Task material
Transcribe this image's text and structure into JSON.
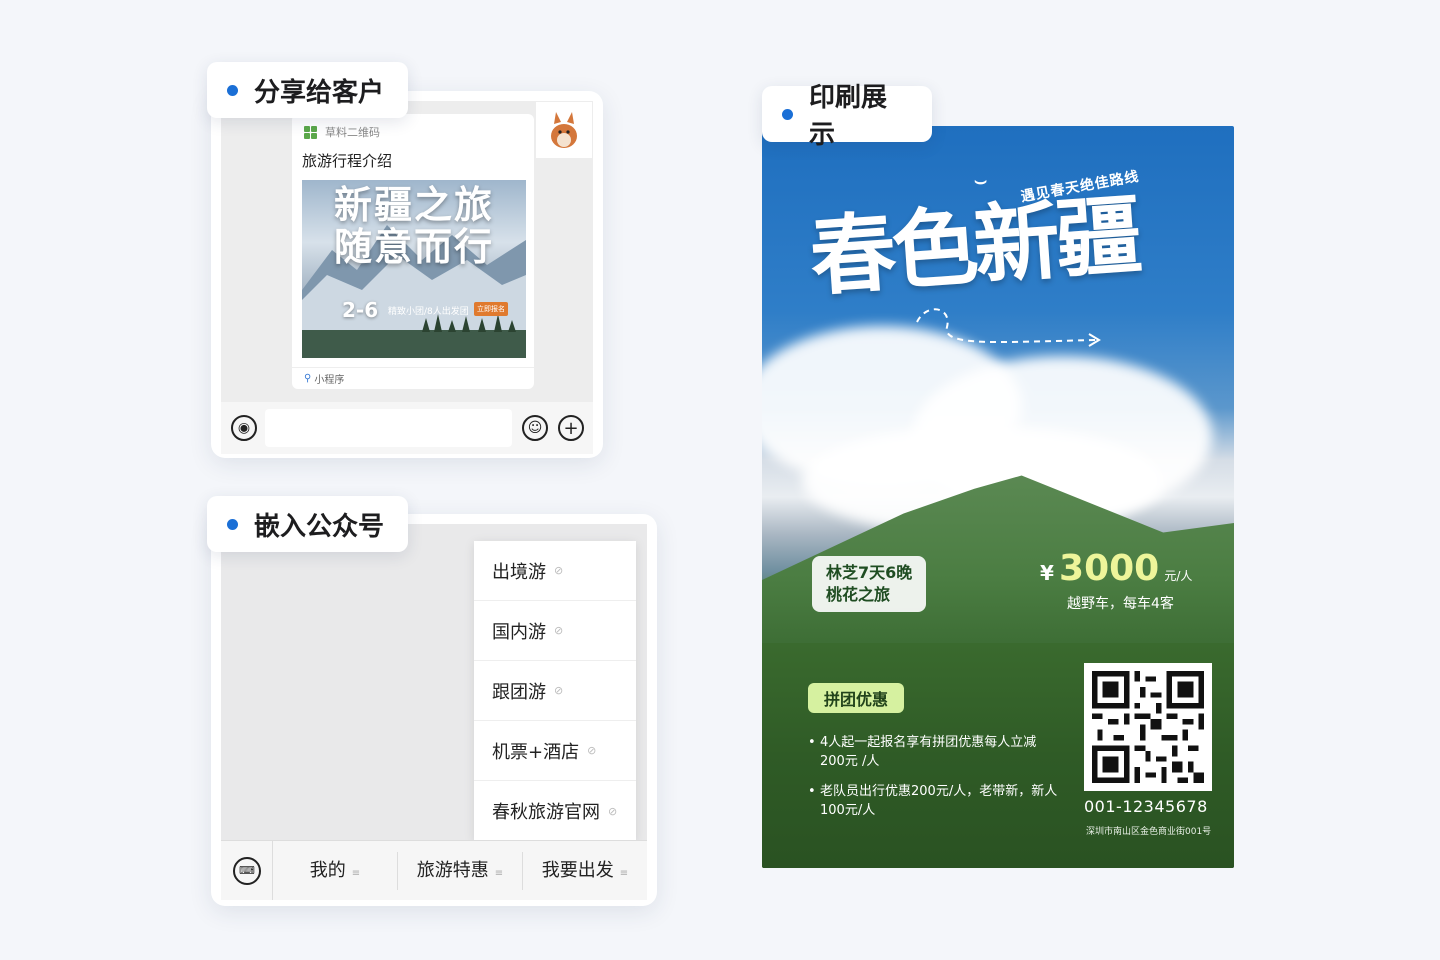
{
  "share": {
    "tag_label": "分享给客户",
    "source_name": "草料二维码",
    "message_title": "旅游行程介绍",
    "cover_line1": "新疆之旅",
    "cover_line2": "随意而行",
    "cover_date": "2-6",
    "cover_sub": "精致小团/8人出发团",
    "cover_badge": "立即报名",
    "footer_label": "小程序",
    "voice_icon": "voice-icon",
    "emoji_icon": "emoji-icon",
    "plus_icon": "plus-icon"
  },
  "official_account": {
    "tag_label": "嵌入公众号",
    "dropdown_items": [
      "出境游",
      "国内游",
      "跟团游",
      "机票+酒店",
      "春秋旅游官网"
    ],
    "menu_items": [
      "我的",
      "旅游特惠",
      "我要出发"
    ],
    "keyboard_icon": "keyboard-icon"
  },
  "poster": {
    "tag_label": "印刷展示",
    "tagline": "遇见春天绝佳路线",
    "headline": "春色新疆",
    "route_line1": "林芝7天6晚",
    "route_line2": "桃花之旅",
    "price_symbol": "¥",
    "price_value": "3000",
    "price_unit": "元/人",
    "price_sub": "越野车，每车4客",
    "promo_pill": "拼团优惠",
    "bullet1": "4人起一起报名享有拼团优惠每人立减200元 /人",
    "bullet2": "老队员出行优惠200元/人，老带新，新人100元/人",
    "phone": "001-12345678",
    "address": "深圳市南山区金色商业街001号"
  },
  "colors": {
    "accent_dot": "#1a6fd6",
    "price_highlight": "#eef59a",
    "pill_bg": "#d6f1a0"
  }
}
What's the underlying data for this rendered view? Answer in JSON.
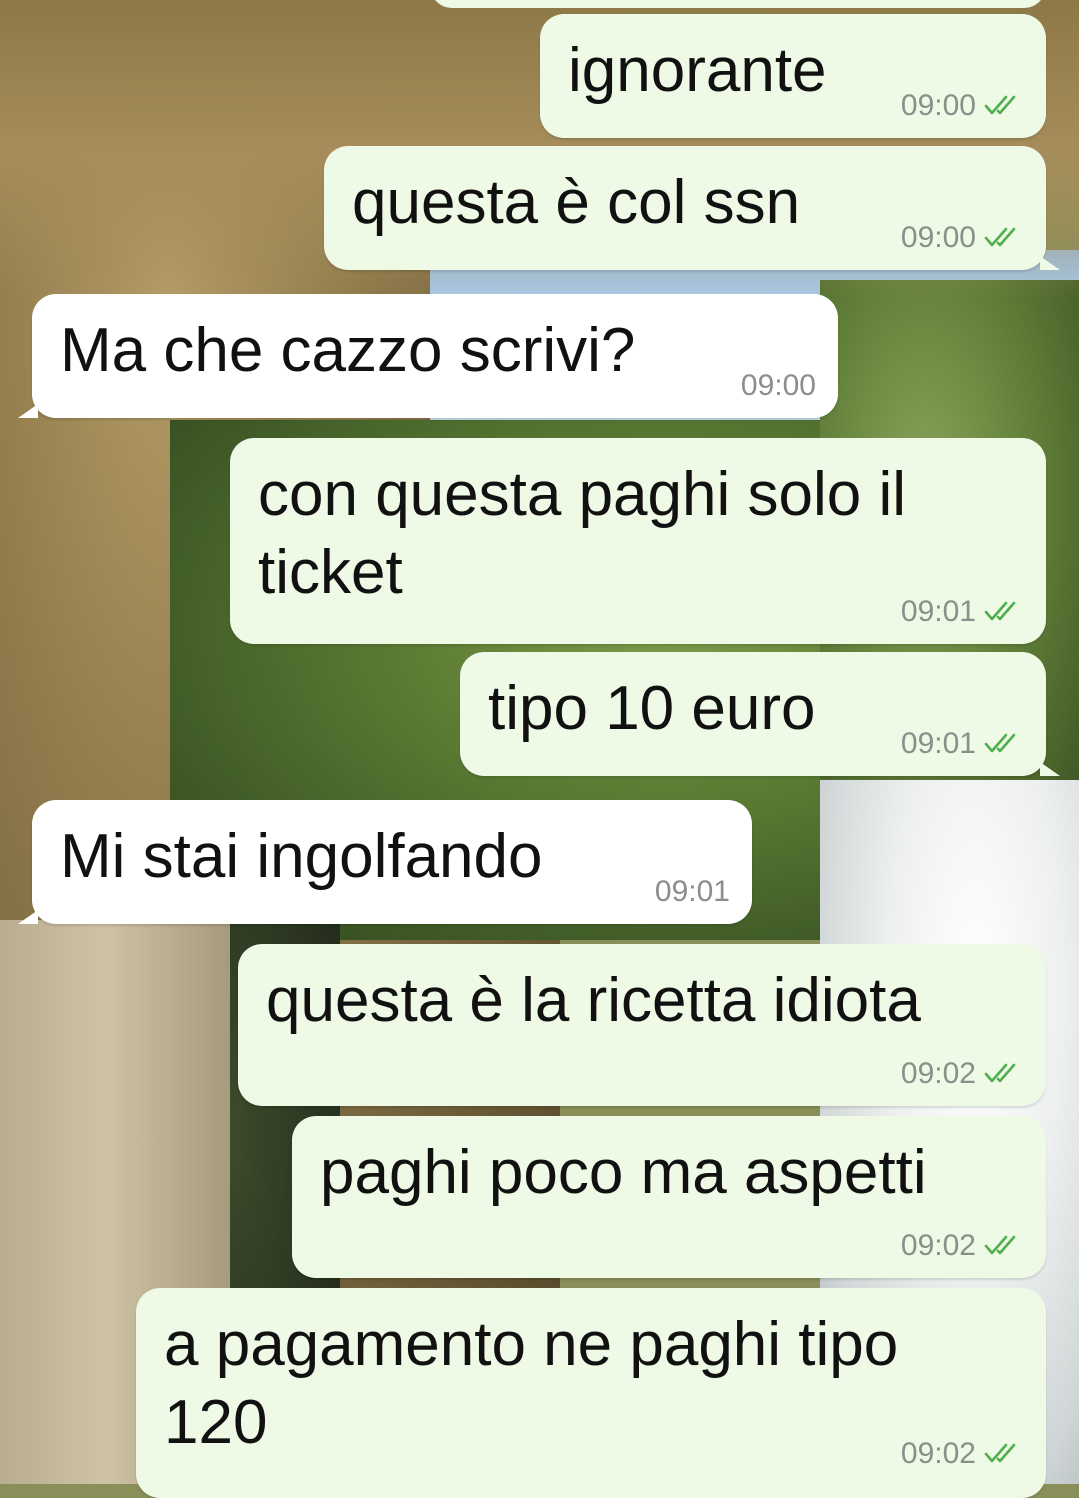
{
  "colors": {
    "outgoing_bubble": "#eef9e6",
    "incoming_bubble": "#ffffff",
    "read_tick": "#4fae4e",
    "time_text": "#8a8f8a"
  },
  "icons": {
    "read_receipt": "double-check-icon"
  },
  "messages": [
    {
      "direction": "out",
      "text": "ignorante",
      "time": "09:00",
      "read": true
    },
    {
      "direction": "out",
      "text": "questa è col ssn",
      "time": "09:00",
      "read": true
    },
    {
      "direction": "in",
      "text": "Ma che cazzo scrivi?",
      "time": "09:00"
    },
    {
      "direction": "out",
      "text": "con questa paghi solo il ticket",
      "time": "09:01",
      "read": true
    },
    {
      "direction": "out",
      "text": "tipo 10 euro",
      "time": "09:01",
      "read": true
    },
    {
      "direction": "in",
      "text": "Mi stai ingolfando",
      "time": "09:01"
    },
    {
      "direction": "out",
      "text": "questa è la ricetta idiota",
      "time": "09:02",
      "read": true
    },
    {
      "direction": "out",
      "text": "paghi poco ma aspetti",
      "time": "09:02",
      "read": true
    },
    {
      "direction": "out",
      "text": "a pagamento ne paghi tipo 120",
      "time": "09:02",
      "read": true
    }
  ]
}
...
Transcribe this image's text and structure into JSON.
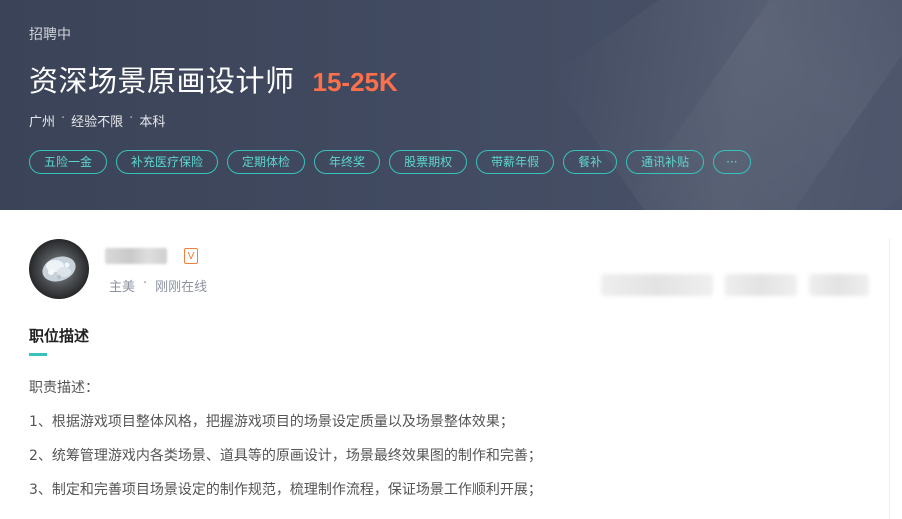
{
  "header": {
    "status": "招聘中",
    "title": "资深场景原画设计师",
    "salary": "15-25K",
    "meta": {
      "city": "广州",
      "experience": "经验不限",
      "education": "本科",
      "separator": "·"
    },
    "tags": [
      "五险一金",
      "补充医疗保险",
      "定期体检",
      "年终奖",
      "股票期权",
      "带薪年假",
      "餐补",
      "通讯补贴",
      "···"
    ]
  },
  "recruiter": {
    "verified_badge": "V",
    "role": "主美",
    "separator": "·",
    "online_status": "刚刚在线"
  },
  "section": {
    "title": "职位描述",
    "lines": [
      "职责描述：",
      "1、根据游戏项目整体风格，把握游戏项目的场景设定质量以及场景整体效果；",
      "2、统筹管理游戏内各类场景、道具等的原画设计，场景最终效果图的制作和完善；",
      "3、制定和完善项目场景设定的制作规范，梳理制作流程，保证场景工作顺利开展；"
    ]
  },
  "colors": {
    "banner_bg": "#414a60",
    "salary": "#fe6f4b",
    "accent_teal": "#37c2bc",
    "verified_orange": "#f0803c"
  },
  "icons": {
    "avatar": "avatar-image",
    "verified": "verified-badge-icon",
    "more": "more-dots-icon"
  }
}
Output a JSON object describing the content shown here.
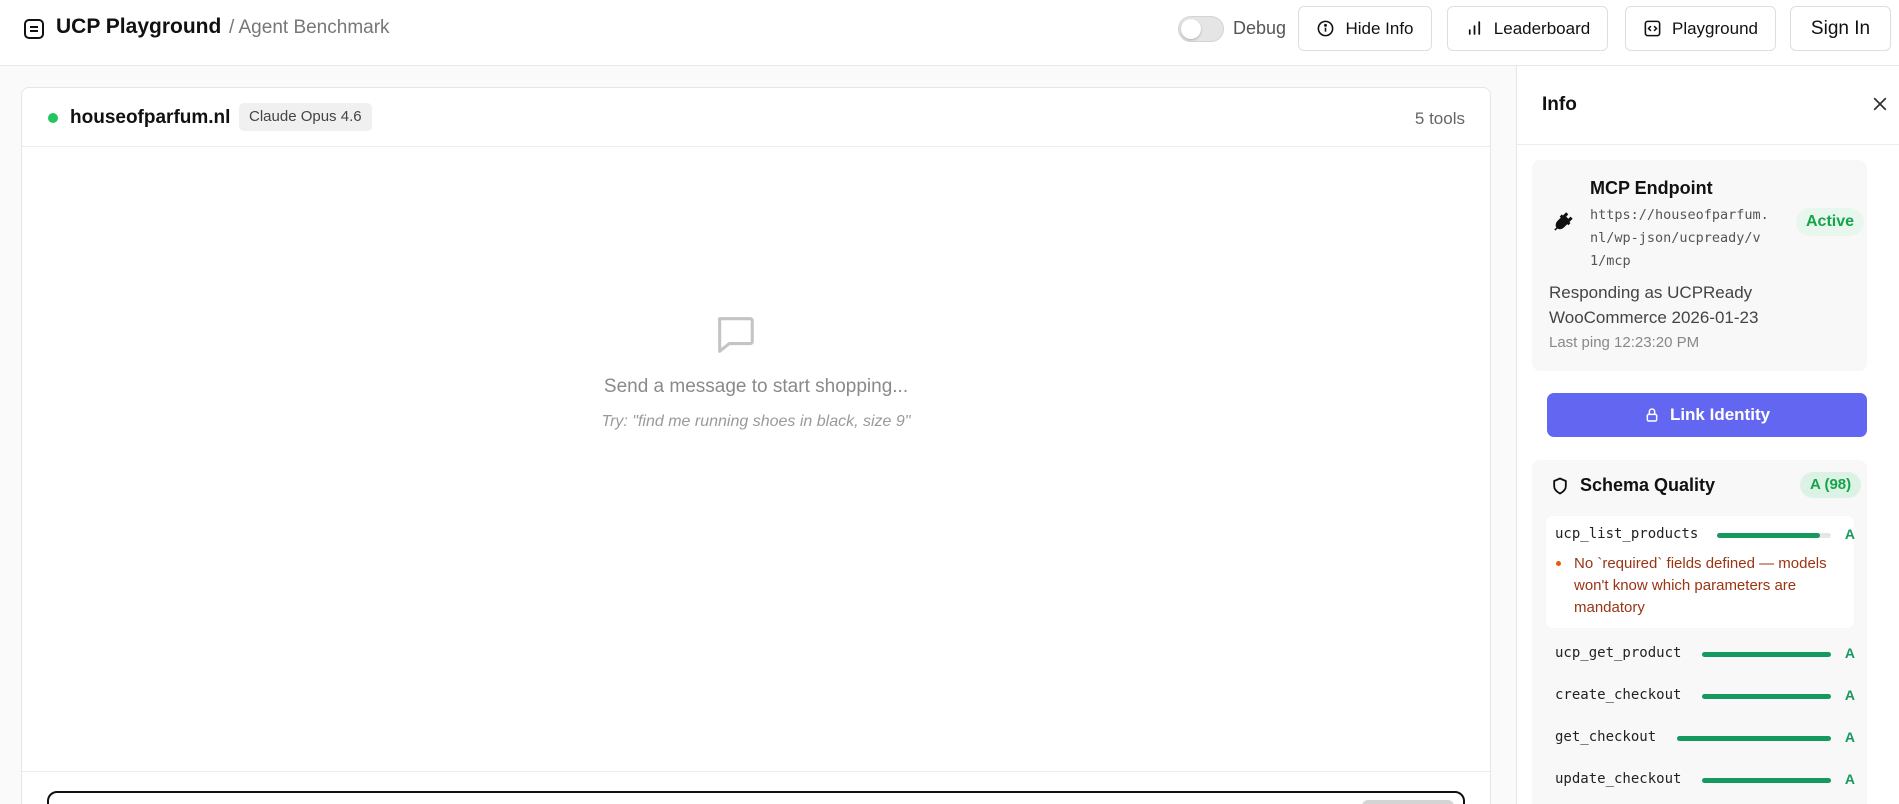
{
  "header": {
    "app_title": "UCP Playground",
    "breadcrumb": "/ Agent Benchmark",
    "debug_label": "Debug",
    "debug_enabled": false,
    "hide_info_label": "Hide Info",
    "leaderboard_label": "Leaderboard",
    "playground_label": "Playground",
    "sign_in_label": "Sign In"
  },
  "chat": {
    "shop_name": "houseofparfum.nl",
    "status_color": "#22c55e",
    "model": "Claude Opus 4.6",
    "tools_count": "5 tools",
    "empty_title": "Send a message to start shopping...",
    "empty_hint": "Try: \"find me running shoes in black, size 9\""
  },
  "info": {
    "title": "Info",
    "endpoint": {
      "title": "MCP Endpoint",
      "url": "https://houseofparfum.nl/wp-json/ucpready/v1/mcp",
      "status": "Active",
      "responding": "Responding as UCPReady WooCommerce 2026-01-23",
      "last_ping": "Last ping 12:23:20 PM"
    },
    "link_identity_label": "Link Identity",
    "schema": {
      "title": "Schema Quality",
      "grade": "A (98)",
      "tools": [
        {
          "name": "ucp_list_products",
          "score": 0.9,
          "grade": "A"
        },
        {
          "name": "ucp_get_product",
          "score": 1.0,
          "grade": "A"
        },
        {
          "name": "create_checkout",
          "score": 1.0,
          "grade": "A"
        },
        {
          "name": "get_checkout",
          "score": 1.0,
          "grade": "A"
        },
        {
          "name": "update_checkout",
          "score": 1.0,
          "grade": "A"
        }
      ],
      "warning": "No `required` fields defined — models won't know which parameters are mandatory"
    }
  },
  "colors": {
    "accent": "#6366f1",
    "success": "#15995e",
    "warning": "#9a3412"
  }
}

What the task requires
Isolate the lines above that contain the word "tipo" and copy them.

The result
      "text": "tipo 10 euro",
      "text": "a pagamento ne paghi tipo 120",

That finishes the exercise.